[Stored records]
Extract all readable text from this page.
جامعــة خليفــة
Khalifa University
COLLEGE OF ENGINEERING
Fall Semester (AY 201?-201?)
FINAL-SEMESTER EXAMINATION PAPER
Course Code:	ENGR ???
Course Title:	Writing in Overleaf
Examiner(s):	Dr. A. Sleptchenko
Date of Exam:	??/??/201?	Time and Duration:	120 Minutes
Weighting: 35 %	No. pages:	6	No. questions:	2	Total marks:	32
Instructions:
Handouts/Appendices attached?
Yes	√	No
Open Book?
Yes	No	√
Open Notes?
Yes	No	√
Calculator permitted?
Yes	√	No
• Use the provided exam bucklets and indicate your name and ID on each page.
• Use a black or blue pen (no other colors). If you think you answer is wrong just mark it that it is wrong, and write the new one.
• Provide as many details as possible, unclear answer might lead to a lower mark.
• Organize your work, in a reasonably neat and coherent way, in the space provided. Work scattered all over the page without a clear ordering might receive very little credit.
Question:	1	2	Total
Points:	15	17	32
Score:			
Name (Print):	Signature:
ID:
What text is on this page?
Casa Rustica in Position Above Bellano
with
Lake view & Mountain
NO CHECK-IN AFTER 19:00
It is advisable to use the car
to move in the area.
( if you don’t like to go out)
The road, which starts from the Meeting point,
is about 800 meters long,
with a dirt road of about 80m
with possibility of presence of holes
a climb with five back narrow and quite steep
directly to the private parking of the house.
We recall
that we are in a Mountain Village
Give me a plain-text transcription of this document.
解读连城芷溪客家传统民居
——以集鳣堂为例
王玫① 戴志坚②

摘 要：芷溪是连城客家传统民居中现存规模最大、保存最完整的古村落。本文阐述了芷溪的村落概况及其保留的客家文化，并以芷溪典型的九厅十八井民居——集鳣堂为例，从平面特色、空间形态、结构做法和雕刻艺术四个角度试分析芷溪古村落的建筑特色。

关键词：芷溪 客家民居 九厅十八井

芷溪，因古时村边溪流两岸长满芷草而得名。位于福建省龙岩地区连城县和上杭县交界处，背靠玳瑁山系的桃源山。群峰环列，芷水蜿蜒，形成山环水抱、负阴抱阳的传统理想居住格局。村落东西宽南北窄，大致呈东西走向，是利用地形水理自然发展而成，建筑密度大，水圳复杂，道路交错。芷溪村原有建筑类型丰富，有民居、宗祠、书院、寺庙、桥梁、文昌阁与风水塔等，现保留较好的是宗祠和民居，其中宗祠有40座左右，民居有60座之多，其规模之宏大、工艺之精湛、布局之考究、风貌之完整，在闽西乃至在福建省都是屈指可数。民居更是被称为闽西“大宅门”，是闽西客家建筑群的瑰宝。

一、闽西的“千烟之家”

What to work on -
Each record must be repeated exactly as it is.

Solution to the exercise -
Extract all readable text from this page.
جامعــة خليفــة
Khalifa University
COLLEGE OF ENGINEERING
Fall Semester (AY 201?-201?)
FINAL-SEMESTER EXAMINATION PAPER
Course Code:	ENGR ???
Course Title:	Writing in Overleaf
Examiner(s):	Dr. A. Sleptchenko
Date of Exam:	??/??/201?	Time and Duration:	120 Minutes
Weighting: 35 %	No. pages:	6	No. questions:	2	Total marks:	32
Instructions:
Handouts/Appendices attached?
Yes	√	No
Open Book?
Yes	No	√
Open Notes?
Yes	No	√
Calculator permitted?
Yes	√	No
• Use the provided exam bucklets and indicate your name and ID on each page.
• Use a black or blue pen (no other colors). If you think you answer is wrong just mark it that it is wrong, and write the new one.
• Provide as many details as possible, unclear answer might lead to a lower mark.
• Organize your work, in a reasonably neat and coherent way, in the space provided. Work scattered all over the page without a clear ordering might receive very little credit.
Question:	1	2	Total
Points:	15	17	32
Score:			
Name (Print):	Signature:
ID:
What text is on this page?
Casa Rustica in Position Above Bellano
with
Lake view & Mountain
NO CHECK-IN AFTER 19:00
It is advisable to use the car
to move in the area.
( if you don’t like to go out)
The road, which starts from the Meeting point,
is about 800 meters long,
with a dirt road of about 80m
with possibility of presence of holes
a climb with five back narrow and quite steep
directly to the private parking of the house.
We recall
that we are in a Mountain Village
Give me a plain-text transcription of this document.
解读连城芷溪客家传统民居
——以集鳣堂为例
王玫① 戴志坚②

摘 要：芷溪是连城客家传统民居中现存规模最大、保存最完整的古村落。本文阐述了芷溪的村落概况及其保留的客家文化，并以芷溪典型的九厅十八井民居——集鳣堂为例，从平面特色、空间形态、结构做法和雕刻艺术四个角度试分析芷溪古村落的建筑特色。

关键词：芷溪 客家民居 九厅十八井

芷溪，因古时村边溪流两岸长满芷草而得名。位于福建省龙岩地区连城县和上杭县交界处，背靠玳瑁山系的桃源山。群峰环列，芷水蜿蜒，形成山环水抱、负阴抱阳的传统理想居住格局。村落东西宽南北窄，大致呈东西走向，是利用地形水理自然发展而成，建筑密度大，水圳复杂，道路交错。芷溪村原有建筑类型丰富，有民居、宗祠、书院、寺庙、桥梁、文昌阁与风水塔等，现保留较好的是宗祠和民居，其中宗祠有40座左右，民居有60座之多，其规模之宏大、工艺之精湛、布局之考究、风貌之完整，在闽西乃至在福建省都是屈指可数。民居更是被称为闽西“大宅门”，是闽西客家建筑群的瑰宝。

一、闽西的“千烟之家”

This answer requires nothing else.